> **Tareas pendientes**
a – En el texto sobre la corrección de los hijos, ¿qué admiraba Joseph de su madre?
b – Retoma el texto sobre la corrección de los hijos y continúalo a partir de su última frase.

No es la manera que en el principio Dios tuvo por objeto emplear para tratar con sus hijos, es decir, por la fuerza. Todo se hace por amor gratuito, por gracia regalada. El poeta lo expresó en estas palabras:

«El hombre tiene libertad de escoger lo que será; mas Dios la ley eterna da que El a nadie forzará.»

No podéis forzar a vuestros hijos a que entren en el cielo. Tal vez podríais impulsarlos al infierno empleando métodos ásperos en vuestros esfuerzos por hacerlos buenos, cuando vosotros mismos no sois tan buenos como debíais ser. El hombre que se irrita con su hijo, e intenta corregirlo cuando está dominado por la ira, está cometiendo el error más grave; es más digno de conmiseración y de condenación que el hijo que ha obrado mal. No podemos corregir a nuestros hijos sino por el amor, con bondad, por amor no fingido, por la persuasión y la razón.

Cuando yo era niño, hasta cierto punto caprichoso y desobediente —no una desobediencia intencional, sino que me olvidaba de lo que debía hacer— me iba con muchachos juguetones y me ausentaba cuando debía estar en casa, y olvidaba las cosas que se me habían mandado. Entonces volvía a casa, sentía mi culpa, sabía que era culpable, que había desatendido mi deber y merecía un castigo.

En una ocasión hice algo que no era propio y mi madre me dijo: «Mira, Joseph, si lo vuelves a hacer, tendré que azotarte.» Bien, pasó el tiempo y no me olvidé de esto, y volvía a hacer algo semejante; y esto es algo que yo admiraba en ella, tal vez más que cualquier otra cosa secundaria, y era que cuando prometía algo, lo cumplía. Nunca prometió, que yo sepa, cosa alguna que no haya cumplido.

Pues bien, fui llamado a cuentas. Me dijo: «Ya te lo dije. Sabías que si hacías esto tendría que castigarte, porque dije que lo haría. Tengo que hacerlo, aunque no quisiera. Me duele más que a ti, pero debo castigarte.»

> **Sección de datos**

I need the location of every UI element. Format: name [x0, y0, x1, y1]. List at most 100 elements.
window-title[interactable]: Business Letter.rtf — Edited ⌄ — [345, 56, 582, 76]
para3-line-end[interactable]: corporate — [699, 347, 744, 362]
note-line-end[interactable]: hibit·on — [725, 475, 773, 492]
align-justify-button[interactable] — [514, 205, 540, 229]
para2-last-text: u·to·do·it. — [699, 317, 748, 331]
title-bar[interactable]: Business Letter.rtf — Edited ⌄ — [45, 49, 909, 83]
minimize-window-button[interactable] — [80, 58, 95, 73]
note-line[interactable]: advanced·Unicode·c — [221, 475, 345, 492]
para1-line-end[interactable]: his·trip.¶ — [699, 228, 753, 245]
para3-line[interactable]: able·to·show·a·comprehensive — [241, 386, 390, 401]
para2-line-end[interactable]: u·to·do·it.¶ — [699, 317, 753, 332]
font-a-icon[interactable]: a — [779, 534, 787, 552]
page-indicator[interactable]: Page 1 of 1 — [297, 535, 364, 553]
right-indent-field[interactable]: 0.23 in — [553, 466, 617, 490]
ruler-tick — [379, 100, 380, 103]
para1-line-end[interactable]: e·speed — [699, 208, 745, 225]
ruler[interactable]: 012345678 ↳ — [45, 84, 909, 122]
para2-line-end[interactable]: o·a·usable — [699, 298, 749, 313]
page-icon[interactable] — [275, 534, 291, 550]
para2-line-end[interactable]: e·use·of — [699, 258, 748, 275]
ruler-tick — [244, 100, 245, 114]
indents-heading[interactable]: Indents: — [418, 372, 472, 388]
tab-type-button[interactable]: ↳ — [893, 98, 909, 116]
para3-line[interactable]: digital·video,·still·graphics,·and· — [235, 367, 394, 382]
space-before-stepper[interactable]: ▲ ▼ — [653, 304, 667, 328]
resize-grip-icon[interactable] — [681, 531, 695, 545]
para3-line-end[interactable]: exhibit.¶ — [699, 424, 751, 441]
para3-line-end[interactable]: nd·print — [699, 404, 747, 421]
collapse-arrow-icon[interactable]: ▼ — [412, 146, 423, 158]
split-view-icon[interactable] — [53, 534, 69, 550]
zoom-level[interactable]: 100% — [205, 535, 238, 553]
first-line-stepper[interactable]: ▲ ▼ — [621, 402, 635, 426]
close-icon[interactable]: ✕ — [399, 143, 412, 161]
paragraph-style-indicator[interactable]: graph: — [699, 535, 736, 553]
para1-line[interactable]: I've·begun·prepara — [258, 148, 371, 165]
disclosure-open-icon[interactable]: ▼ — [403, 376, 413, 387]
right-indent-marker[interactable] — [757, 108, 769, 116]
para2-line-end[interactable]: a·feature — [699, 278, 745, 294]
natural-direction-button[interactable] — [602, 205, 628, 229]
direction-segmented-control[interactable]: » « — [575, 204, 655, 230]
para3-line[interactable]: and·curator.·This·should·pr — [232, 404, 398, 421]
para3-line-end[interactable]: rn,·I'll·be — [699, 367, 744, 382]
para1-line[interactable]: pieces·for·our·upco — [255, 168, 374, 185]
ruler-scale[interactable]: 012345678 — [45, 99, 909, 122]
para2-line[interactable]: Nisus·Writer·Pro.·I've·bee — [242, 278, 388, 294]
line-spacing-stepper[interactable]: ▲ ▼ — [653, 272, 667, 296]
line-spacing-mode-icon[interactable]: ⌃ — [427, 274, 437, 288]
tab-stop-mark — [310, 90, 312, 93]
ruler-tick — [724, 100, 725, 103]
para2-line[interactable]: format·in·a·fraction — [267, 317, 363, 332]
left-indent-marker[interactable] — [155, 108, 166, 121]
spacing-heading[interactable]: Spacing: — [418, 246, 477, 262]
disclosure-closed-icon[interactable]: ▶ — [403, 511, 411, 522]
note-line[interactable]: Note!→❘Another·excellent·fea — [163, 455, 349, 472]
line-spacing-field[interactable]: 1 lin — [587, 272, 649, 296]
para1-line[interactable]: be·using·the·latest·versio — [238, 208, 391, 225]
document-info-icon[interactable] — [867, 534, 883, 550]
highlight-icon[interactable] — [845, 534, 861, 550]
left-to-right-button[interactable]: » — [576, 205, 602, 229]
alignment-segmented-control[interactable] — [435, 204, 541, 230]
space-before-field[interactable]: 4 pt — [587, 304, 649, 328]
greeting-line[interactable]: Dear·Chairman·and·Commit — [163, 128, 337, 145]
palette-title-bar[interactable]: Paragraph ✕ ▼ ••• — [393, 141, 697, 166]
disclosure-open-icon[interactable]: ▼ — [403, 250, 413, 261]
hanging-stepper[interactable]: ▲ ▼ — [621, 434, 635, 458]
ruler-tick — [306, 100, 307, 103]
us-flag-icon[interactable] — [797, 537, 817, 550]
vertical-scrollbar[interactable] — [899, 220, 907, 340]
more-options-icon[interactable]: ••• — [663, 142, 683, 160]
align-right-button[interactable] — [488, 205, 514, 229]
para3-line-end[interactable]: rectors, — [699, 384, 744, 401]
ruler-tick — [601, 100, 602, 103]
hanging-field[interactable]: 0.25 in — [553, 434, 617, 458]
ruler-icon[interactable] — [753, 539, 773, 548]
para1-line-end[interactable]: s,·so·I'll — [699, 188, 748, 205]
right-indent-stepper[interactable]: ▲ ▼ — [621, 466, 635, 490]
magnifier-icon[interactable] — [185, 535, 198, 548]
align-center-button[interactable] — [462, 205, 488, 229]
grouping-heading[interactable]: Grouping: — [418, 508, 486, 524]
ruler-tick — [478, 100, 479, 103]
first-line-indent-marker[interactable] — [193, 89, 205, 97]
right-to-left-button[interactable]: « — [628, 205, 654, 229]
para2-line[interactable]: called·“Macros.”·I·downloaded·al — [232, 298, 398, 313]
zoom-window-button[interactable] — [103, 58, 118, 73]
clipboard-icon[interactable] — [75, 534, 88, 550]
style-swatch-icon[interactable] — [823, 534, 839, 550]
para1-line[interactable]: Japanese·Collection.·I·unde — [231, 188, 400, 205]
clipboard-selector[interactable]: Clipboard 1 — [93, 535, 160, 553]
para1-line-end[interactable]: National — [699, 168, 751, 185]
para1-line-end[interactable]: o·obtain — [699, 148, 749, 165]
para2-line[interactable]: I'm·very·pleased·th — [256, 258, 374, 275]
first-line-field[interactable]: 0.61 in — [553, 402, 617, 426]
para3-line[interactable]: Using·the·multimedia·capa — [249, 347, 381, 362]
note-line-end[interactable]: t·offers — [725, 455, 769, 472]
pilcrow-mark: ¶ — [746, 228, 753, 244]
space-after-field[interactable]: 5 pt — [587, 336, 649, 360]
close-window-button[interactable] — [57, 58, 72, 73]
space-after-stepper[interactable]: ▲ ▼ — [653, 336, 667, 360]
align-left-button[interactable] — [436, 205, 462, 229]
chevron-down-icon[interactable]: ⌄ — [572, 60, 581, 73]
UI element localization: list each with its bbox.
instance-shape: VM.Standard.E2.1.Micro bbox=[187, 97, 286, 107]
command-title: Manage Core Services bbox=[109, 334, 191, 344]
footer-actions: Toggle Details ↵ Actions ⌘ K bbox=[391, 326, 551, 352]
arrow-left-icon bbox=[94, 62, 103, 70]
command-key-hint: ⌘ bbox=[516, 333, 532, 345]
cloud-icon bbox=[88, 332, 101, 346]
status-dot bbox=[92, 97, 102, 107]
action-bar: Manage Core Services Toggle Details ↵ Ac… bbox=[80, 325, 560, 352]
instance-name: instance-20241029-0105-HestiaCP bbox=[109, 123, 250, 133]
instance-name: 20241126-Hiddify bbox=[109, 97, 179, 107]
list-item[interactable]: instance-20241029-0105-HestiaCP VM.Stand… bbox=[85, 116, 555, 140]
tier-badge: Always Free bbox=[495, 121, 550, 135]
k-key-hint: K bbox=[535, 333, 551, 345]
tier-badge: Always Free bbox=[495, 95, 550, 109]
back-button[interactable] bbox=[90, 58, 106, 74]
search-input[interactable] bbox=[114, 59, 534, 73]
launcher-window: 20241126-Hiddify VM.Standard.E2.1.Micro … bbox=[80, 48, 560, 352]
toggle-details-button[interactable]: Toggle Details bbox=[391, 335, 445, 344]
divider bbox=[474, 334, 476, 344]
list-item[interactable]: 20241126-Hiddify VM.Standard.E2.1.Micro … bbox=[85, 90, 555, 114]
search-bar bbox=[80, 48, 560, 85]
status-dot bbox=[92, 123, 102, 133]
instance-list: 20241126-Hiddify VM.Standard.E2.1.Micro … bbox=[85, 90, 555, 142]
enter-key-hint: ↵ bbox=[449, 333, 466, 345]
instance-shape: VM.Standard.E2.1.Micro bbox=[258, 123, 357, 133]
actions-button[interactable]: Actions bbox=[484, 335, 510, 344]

> **Resultados**
a – Que cuando prometía algo, lo cumplía.

b –
Pues bien, tenía ya lista una pequeña correa, y mientras hablaba o razonaba conmigo mostrándome cuánto merecía yo el castigo y cuán doloroso era para ella aplicarlo, yo sólo pensaba en una cosa, y era ésta: «Por lo que más quiera, castígueme; no razone conmigo»; porque el golpe de su justa crítica y amonestación me hería mil veces más que el látigo. Sentía que al darme el azote, por lo menos habría pagado mi deuda en parte y expiado mi mala conducta. Sus razonamientos me herían hasta el alma; me llenaban de tristeza hasta lo más profundo de mi ser.

Podría haber soportado cien golpes con la correa, mejor que una conversación de diez minutos, en la cual yo sentía, y se me hacía sentir, que el castigo que se me administraba era penoso para ella, a quien yo amaba: ¡un castigo sobre mi propia madre!—Extractos de un discurso pronunciado en una reunión de «Noche de Hogar» en la Estaca de Granite, 1909. Improvement Era, tomo 13, págs. 276-280.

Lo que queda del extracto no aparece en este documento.